__Aim of the exercise__: Leave out the images; return the rest of the data exactly.

(Figure dataset records)
***

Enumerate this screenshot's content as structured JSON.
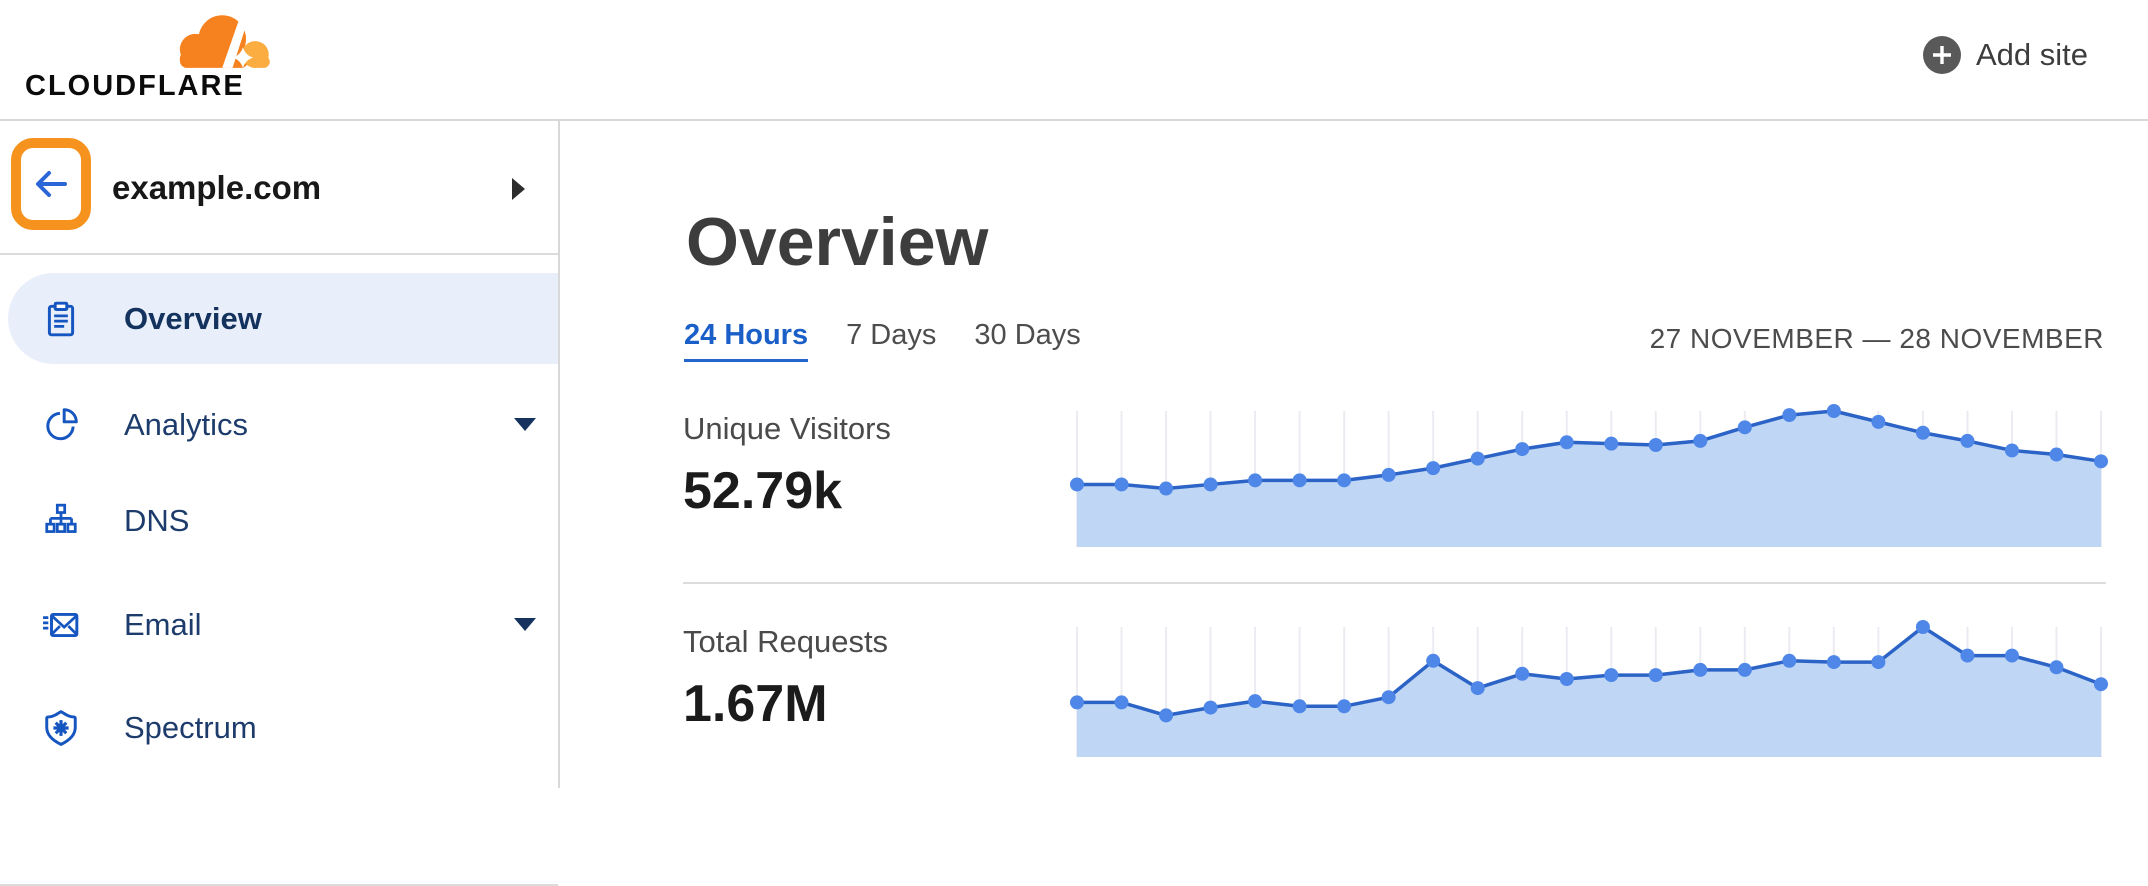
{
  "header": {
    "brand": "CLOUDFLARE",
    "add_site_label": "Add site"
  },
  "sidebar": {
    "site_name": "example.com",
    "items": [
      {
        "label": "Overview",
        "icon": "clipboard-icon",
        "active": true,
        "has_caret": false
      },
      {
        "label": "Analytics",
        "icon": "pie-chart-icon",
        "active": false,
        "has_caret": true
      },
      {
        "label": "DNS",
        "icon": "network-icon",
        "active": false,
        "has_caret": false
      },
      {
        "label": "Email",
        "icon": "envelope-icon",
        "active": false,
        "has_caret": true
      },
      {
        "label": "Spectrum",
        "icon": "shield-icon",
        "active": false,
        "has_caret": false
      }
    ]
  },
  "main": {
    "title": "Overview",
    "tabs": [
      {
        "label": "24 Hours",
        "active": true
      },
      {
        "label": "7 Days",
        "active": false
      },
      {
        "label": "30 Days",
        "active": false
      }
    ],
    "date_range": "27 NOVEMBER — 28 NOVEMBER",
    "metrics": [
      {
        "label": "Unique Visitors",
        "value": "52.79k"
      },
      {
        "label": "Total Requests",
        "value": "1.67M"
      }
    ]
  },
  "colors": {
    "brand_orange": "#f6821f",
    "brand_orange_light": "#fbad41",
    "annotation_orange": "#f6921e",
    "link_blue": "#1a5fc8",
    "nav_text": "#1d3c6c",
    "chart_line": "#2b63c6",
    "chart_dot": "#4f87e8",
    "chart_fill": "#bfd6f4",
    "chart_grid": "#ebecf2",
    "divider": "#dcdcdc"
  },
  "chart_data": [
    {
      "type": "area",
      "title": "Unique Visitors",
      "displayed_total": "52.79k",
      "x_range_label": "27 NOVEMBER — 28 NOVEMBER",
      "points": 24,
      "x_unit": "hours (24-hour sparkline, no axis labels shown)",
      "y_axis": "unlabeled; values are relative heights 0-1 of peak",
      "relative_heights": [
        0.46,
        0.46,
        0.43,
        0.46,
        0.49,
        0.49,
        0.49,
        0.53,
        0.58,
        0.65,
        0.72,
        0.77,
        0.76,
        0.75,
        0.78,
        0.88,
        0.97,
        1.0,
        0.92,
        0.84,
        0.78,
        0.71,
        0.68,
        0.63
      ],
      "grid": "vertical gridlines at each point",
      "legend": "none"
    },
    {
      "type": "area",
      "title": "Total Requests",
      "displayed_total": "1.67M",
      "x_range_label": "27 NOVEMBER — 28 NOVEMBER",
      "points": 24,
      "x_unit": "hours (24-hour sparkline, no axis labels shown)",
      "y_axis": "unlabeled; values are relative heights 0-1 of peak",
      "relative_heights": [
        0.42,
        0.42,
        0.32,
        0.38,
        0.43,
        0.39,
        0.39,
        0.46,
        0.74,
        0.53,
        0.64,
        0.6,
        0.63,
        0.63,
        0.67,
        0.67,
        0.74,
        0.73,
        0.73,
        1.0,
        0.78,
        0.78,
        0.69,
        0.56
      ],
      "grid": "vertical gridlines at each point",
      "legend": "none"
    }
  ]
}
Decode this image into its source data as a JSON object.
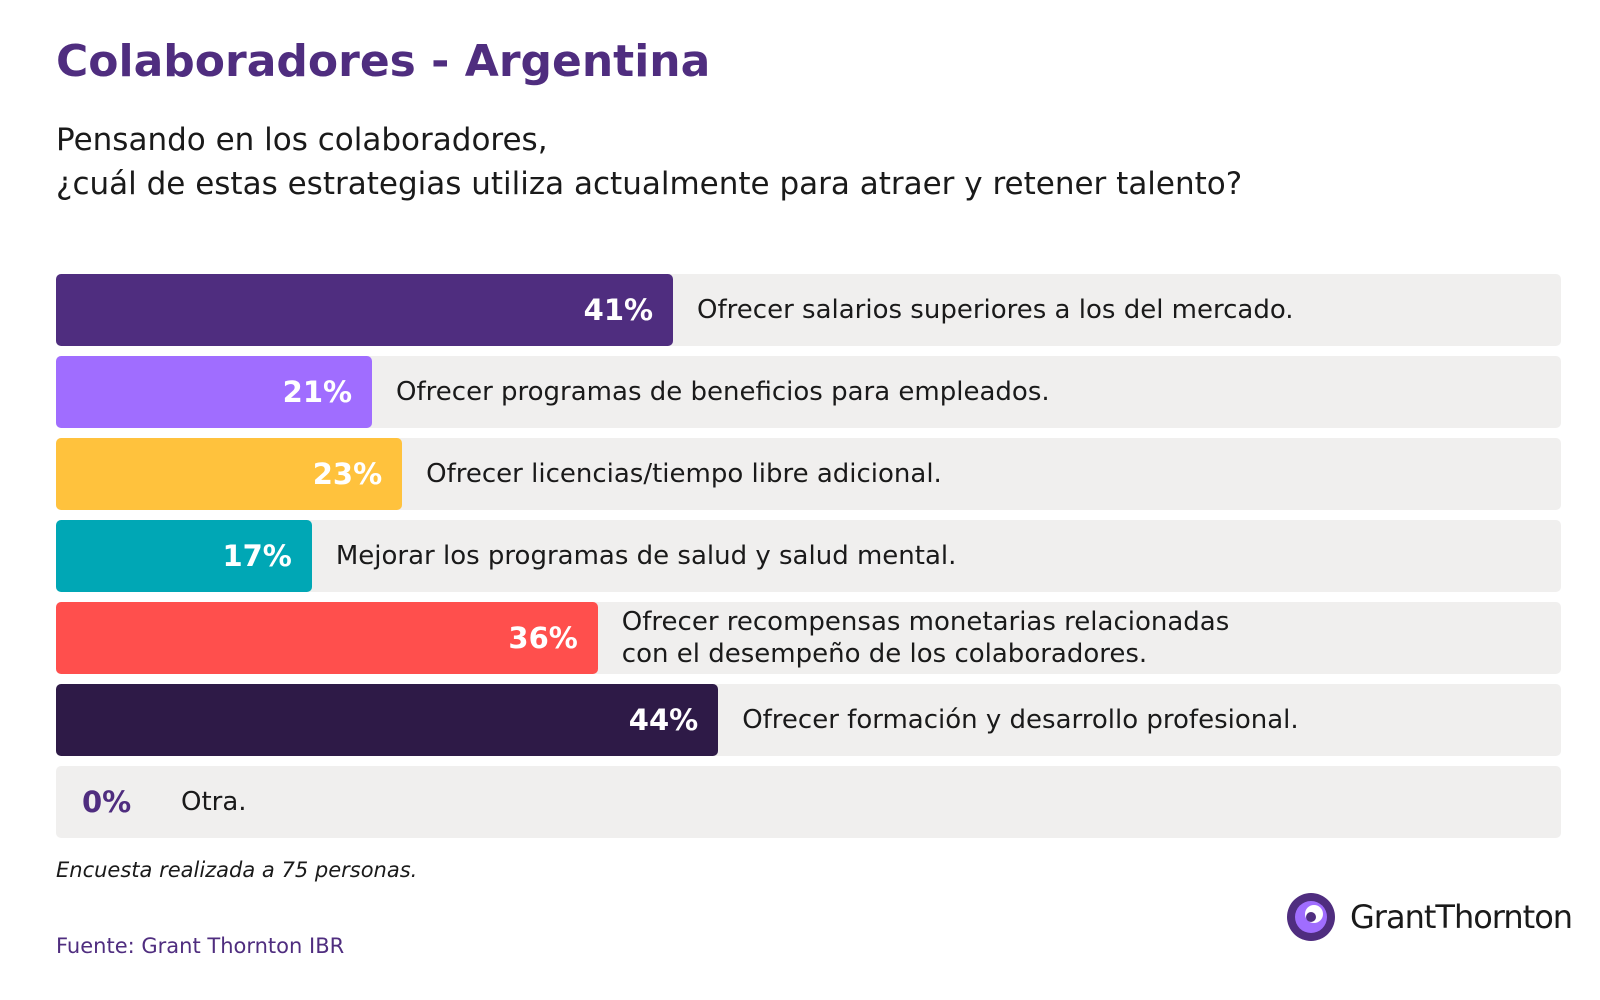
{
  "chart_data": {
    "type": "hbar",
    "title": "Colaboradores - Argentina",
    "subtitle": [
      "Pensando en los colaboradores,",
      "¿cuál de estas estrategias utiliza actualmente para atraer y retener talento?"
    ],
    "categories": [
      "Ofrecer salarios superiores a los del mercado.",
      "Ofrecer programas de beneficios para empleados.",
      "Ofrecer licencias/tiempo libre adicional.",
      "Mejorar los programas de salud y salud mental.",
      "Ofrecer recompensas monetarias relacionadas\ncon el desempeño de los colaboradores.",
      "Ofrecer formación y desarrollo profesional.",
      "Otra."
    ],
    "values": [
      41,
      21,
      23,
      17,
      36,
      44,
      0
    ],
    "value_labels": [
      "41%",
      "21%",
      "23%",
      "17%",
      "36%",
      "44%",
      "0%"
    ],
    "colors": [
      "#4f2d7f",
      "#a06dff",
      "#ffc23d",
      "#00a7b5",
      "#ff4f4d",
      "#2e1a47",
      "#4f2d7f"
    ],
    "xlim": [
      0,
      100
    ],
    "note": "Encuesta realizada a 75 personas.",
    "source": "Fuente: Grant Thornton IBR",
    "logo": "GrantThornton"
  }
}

***

__Answer to the exercise__:
Enumerate this screenshot's content as structured JSON.
{
  "header": {
    "brand": "CLOUDFLARE",
    "add_site_label": "Add site"
  },
  "sidebar": {
    "site_name": "example.com",
    "items": [
      {
        "label": "Overview",
        "icon": "clipboard-icon",
        "active": true,
        "has_caret": false
      },
      {
        "label": "Analytics",
        "icon": "pie-chart-icon",
        "active": false,
        "has_caret": true
      },
      {
        "label": "DNS",
        "icon": "network-icon",
        "active": false,
        "has_caret": false
      },
      {
        "label": "Email",
        "icon": "envelope-icon",
        "active": false,
        "has_caret": true
      },
      {
        "label": "Spectrum",
        "icon": "shield-icon",
        "active": false,
        "has_caret": false
      }
    ]
  },
  "main": {
    "title": "Overview",
    "tabs": [
      {
        "label": "24 Hours",
        "active": true
      },
      {
        "label": "7 Days",
        "active": false
      },
      {
        "label": "30 Days",
        "active": false
      }
    ],
    "date_range": "27 NOVEMBER — 28 NOVEMBER",
    "metrics": [
      {
        "label": "Unique Visitors",
        "value": "52.79k"
      },
      {
        "label": "Total Requests",
        "value": "1.67M"
      }
    ]
  },
  "colors": {
    "brand_orange": "#f6821f",
    "brand_orange_light": "#fbad41",
    "annotation_orange": "#f6921e",
    "link_blue": "#1a5fc8",
    "nav_text": "#1d3c6c",
    "chart_line": "#2b63c6",
    "chart_dot": "#4f87e8",
    "chart_fill": "#bfd6f4",
    "chart_grid": "#ebecf2",
    "divider": "#dcdcdc"
  },
  "chart_data": [
    {
      "type": "area",
      "title": "Unique Visitors",
      "displayed_total": "52.79k",
      "x_range_label": "27 NOVEMBER — 28 NOVEMBER",
      "points": 24,
      "x_unit": "hours (24-hour sparkline, no axis labels shown)",
      "y_axis": "unlabeled; values are relative heights 0-1 of peak",
      "relative_heights": [
        0.46,
        0.46,
        0.43,
        0.46,
        0.49,
        0.49,
        0.49,
        0.53,
        0.58,
        0.65,
        0.72,
        0.77,
        0.76,
        0.75,
        0.78,
        0.88,
        0.97,
        1.0,
        0.92,
        0.84,
        0.78,
        0.71,
        0.68,
        0.63
      ],
      "grid": "vertical gridlines at each point",
      "legend": "none"
    },
    {
      "type": "area",
      "title": "Total Requests",
      "displayed_total": "1.67M",
      "x_range_label": "27 NOVEMBER — 28 NOVEMBER",
      "points": 24,
      "x_unit": "hours (24-hour sparkline, no axis labels shown)",
      "y_axis": "unlabeled; values are relative heights 0-1 of peak",
      "relative_heights": [
        0.42,
        0.42,
        0.32,
        0.38,
        0.43,
        0.39,
        0.39,
        0.46,
        0.74,
        0.53,
        0.64,
        0.6,
        0.63,
        0.63,
        0.67,
        0.67,
        0.74,
        0.73,
        0.73,
        1.0,
        0.78,
        0.78,
        0.69,
        0.56
      ],
      "grid": "vertical gridlines at each point",
      "legend": "none"
    }
  ]
}
Decode this image into its source data as a JSON object.
{
  "chart_data": {
    "type": "hbar",
    "title": "Colaboradores - Argentina",
    "subtitle": [
      "Pensando en los colaboradores,",
      "¿cuál de estas estrategias utiliza actualmente para atraer y retener talento?"
    ],
    "categories": [
      "Ofrecer salarios superiores a los del mercado.",
      "Ofrecer programas de beneficios para empleados.",
      "Ofrecer licencias/tiempo libre adicional.",
      "Mejorar los programas de salud y salud mental.",
      "Ofrecer recompensas monetarias relacionadas\ncon el desempeño de los colaboradores.",
      "Ofrecer formación y desarrollo profesional.",
      "Otra."
    ],
    "values": [
      41,
      21,
      23,
      17,
      36,
      44,
      0
    ],
    "value_labels": [
      "41%",
      "21%",
      "23%",
      "17%",
      "36%",
      "44%",
      "0%"
    ],
    "colors": [
      "#4f2d7f",
      "#a06dff",
      "#ffc23d",
      "#00a7b5",
      "#ff4f4d",
      "#2e1a47",
      "#4f2d7f"
    ],
    "xlim": [
      0,
      100
    ],
    "note": "Encuesta realizada a 75 personas.",
    "source": "Fuente: Grant Thornton IBR",
    "logo": "GrantThornton"
  }
}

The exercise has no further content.